# Provided information
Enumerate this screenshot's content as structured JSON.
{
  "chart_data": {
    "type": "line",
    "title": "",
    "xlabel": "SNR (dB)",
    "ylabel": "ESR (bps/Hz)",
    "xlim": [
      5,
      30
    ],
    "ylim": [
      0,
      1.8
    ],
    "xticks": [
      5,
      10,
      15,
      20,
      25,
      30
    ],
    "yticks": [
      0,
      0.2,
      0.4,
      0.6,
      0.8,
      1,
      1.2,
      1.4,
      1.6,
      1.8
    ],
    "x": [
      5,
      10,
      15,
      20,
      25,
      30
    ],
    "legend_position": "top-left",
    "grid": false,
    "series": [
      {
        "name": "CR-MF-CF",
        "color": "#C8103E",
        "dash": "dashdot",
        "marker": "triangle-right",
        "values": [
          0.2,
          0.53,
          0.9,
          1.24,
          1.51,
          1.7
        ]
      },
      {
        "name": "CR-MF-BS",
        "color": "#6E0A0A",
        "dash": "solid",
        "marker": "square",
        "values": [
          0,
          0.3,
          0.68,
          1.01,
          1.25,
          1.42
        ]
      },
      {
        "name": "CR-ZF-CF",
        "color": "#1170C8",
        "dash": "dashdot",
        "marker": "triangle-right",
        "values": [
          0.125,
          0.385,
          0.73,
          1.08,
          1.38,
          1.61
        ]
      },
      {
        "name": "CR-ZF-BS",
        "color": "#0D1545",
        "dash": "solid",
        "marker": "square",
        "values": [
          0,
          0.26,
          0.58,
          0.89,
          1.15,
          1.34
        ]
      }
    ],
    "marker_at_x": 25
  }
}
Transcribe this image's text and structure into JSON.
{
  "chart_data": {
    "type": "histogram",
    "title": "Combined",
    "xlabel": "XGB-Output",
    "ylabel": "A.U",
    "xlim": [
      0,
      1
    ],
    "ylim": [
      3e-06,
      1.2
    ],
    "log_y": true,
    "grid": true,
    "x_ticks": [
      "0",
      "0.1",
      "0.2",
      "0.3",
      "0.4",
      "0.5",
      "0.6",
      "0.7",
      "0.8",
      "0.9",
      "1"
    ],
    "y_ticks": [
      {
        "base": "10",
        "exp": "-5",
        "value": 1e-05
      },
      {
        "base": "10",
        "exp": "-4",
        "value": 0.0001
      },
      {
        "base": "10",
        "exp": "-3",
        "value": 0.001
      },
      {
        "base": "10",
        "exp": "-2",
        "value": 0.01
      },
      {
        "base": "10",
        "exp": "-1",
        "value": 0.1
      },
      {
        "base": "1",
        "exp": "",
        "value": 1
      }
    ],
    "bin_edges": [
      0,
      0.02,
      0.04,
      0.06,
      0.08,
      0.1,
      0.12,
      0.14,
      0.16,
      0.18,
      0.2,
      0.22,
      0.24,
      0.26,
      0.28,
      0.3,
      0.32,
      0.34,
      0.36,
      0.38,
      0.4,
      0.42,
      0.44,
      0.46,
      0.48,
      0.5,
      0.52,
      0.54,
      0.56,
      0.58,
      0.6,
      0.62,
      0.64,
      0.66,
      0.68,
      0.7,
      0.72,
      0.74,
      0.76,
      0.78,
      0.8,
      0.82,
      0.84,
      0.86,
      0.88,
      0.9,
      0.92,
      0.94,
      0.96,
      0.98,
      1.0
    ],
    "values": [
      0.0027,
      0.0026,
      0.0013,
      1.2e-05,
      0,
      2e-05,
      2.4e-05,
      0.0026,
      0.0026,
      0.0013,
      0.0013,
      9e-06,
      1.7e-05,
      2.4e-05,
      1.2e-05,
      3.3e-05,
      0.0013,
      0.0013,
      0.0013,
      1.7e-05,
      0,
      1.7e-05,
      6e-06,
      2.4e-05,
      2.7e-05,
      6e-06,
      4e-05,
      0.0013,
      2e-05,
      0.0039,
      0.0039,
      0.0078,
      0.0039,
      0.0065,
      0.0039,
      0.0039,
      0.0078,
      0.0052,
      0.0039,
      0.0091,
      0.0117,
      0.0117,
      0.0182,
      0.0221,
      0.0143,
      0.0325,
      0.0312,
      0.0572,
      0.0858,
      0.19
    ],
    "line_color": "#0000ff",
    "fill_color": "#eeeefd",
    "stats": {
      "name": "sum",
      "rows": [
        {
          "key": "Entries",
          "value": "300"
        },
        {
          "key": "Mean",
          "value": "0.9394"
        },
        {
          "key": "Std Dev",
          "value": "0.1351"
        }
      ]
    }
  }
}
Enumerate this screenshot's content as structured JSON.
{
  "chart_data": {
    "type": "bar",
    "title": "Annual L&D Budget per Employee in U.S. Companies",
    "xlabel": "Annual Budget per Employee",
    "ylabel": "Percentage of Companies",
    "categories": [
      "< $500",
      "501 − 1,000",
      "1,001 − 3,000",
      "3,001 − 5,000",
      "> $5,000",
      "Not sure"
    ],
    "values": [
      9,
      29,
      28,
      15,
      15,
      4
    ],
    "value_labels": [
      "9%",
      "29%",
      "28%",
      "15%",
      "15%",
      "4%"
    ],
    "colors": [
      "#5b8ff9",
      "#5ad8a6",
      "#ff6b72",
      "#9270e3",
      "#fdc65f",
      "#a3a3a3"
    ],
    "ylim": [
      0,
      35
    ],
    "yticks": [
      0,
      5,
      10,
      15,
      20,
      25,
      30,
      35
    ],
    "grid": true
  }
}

# Brief
Repeat the whole listing exactly, keeping every line intact.

# Solution to this exercise
Enumerate this screenshot's content as structured JSON.
{
  "chart_data": {
    "type": "line",
    "title": "",
    "xlabel": "SNR (dB)",
    "ylabel": "ESR (bps/Hz)",
    "xlim": [
      5,
      30
    ],
    "ylim": [
      0,
      1.8
    ],
    "xticks": [
      5,
      10,
      15,
      20,
      25,
      30
    ],
    "yticks": [
      0,
      0.2,
      0.4,
      0.6,
      0.8,
      1,
      1.2,
      1.4,
      1.6,
      1.8
    ],
    "x": [
      5,
      10,
      15,
      20,
      25,
      30
    ],
    "legend_position": "top-left",
    "grid": false,
    "series": [
      {
        "name": "CR-MF-CF",
        "color": "#C8103E",
        "dash": "dashdot",
        "marker": "triangle-right",
        "values": [
          0.2,
          0.53,
          0.9,
          1.24,
          1.51,
          1.7
        ]
      },
      {
        "name": "CR-MF-BS",
        "color": "#6E0A0A",
        "dash": "solid",
        "marker": "square",
        "values": [
          0,
          0.3,
          0.68,
          1.01,
          1.25,
          1.42
        ]
      },
      {
        "name": "CR-ZF-CF",
        "color": "#1170C8",
        "dash": "dashdot",
        "marker": "triangle-right",
        "values": [
          0.125,
          0.385,
          0.73,
          1.08,
          1.38,
          1.61
        ]
      },
      {
        "name": "CR-ZF-BS",
        "color": "#0D1545",
        "dash": "solid",
        "marker": "square",
        "values": [
          0,
          0.26,
          0.58,
          0.89,
          1.15,
          1.34
        ]
      }
    ],
    "marker_at_x": 25
  }
}
Transcribe this image's text and structure into JSON.
{
  "chart_data": {
    "type": "histogram",
    "title": "Combined",
    "xlabel": "XGB-Output",
    "ylabel": "A.U",
    "xlim": [
      0,
      1
    ],
    "ylim": [
      3e-06,
      1.2
    ],
    "log_y": true,
    "grid": true,
    "x_ticks": [
      "0",
      "0.1",
      "0.2",
      "0.3",
      "0.4",
      "0.5",
      "0.6",
      "0.7",
      "0.8",
      "0.9",
      "1"
    ],
    "y_ticks": [
      {
        "base": "10",
        "exp": "-5",
        "value": 1e-05
      },
      {
        "base": "10",
        "exp": "-4",
        "value": 0.0001
      },
      {
        "base": "10",
        "exp": "-3",
        "value": 0.001
      },
      {
        "base": "10",
        "exp": "-2",
        "value": 0.01
      },
      {
        "base": "10",
        "exp": "-1",
        "value": 0.1
      },
      {
        "base": "1",
        "exp": "",
        "value": 1
      }
    ],
    "bin_edges": [
      0,
      0.02,
      0.04,
      0.06,
      0.08,
      0.1,
      0.12,
      0.14,
      0.16,
      0.18,
      0.2,
      0.22,
      0.24,
      0.26,
      0.28,
      0.3,
      0.32,
      0.34,
      0.36,
      0.38,
      0.4,
      0.42,
      0.44,
      0.46,
      0.48,
      0.5,
      0.52,
      0.54,
      0.56,
      0.58,
      0.6,
      0.62,
      0.64,
      0.66,
      0.68,
      0.7,
      0.72,
      0.74,
      0.76,
      0.78,
      0.8,
      0.82,
      0.84,
      0.86,
      0.88,
      0.9,
      0.92,
      0.94,
      0.96,
      0.98,
      1.0
    ],
    "values": [
      0.0027,
      0.0026,
      0.0013,
      1.2e-05,
      0,
      2e-05,
      2.4e-05,
      0.0026,
      0.0026,
      0.0013,
      0.0013,
      9e-06,
      1.7e-05,
      2.4e-05,
      1.2e-05,
      3.3e-05,
      0.0013,
      0.0013,
      0.0013,
      1.7e-05,
      0,
      1.7e-05,
      6e-06,
      2.4e-05,
      2.7e-05,
      6e-06,
      4e-05,
      0.0013,
      2e-05,
      0.0039,
      0.0039,
      0.0078,
      0.0039,
      0.0065,
      0.0039,
      0.0039,
      0.0078,
      0.0052,
      0.0039,
      0.0091,
      0.0117,
      0.0117,
      0.0182,
      0.0221,
      0.0143,
      0.0325,
      0.0312,
      0.0572,
      0.0858,
      0.19
    ],
    "line_color": "#0000ff",
    "fill_color": "#eeeefd",
    "stats": {
      "name": "sum",
      "rows": [
        {
          "key": "Entries",
          "value": "300"
        },
        {
          "key": "Mean",
          "value": "0.9394"
        },
        {
          "key": "Std Dev",
          "value": "0.1351"
        }
      ]
    }
  }
}
Enumerate this screenshot's content as structured JSON.
{
  "chart_data": {
    "type": "bar",
    "title": "Annual L&D Budget per Employee in U.S. Companies",
    "xlabel": "Annual Budget per Employee",
    "ylabel": "Percentage of Companies",
    "categories": [
      "< $500",
      "501 − 1,000",
      "1,001 − 3,000",
      "3,001 − 5,000",
      "> $5,000",
      "Not sure"
    ],
    "values": [
      9,
      29,
      28,
      15,
      15,
      4
    ],
    "value_labels": [
      "9%",
      "29%",
      "28%",
      "15%",
      "15%",
      "4%"
    ],
    "colors": [
      "#5b8ff9",
      "#5ad8a6",
      "#ff6b72",
      "#9270e3",
      "#fdc65f",
      "#a3a3a3"
    ],
    "ylim": [
      0,
      35
    ],
    "yticks": [
      0,
      5,
      10,
      15,
      20,
      25,
      30,
      35
    ],
    "grid": true
  }
}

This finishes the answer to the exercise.